** Begin DATA ROWS **

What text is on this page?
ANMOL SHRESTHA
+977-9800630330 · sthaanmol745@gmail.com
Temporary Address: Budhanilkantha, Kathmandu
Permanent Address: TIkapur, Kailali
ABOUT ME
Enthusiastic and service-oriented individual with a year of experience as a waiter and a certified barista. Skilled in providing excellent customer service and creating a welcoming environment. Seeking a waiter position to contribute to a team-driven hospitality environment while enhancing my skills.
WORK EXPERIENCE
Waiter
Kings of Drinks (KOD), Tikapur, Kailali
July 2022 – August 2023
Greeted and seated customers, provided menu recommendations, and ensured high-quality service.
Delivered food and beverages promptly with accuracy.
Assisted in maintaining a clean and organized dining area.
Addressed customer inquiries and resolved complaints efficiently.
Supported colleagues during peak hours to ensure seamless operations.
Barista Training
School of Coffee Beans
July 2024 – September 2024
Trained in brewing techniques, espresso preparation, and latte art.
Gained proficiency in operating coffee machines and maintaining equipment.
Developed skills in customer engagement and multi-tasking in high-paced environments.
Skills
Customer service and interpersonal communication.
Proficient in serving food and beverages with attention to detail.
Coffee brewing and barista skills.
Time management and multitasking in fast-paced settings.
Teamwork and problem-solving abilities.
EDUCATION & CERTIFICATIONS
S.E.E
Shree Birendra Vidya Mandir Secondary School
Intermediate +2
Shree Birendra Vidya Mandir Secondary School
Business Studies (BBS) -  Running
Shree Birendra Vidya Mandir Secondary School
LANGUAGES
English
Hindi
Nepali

** End DATA ROWS **

**DIRECTIONS:**
Copy out each record, keeping every word as it is.

**ANSWER TO THE PROBLEM:**
What text is on this page?
ANMOL SHRESTHA
+977-9800630330 · sthaanmol745@gmail.com
Temporary Address: Budhanilkantha, Kathmandu
Permanent Address: TIkapur, Kailali
ABOUT ME
Enthusiastic and service-oriented individual with a year of experience as a waiter and a certified barista. Skilled in providing excellent customer service and creating a welcoming environment. Seeking a waiter position to contribute to a team-driven hospitality environment while enhancing my skills.
WORK EXPERIENCE
Waiter
Kings of Drinks (KOD), Tikapur, Kailali
July 2022 – August 2023
Greeted and seated customers, provided menu recommendations, and ensured high-quality service.
Delivered food and beverages promptly with accuracy.
Assisted in maintaining a clean and organized dining area.
Addressed customer inquiries and resolved complaints efficiently.
Supported colleagues during peak hours to ensure seamless operations.
Barista Training
School of Coffee Beans
July 2024 – September 2024
Trained in brewing techniques, espresso preparation, and latte art.
Gained proficiency in operating coffee machines and maintaining equipment.
Developed skills in customer engagement and multi-tasking in high-paced environments.
Skills
Customer service and interpersonal communication.
Proficient in serving food and beverages with attention to detail.
Coffee brewing and barista skills.
Time management and multitasking in fast-paced settings.
Teamwork and problem-solving abilities.
EDUCATION & CERTIFICATIONS
S.E.E
Shree Birendra Vidya Mandir Secondary School
Intermediate +2
Shree Birendra Vidya Mandir Secondary School
Business Studies (BBS) -  Running
Shree Birendra Vidya Mandir Secondary School
LANGUAGES
English
Hindi
Nepali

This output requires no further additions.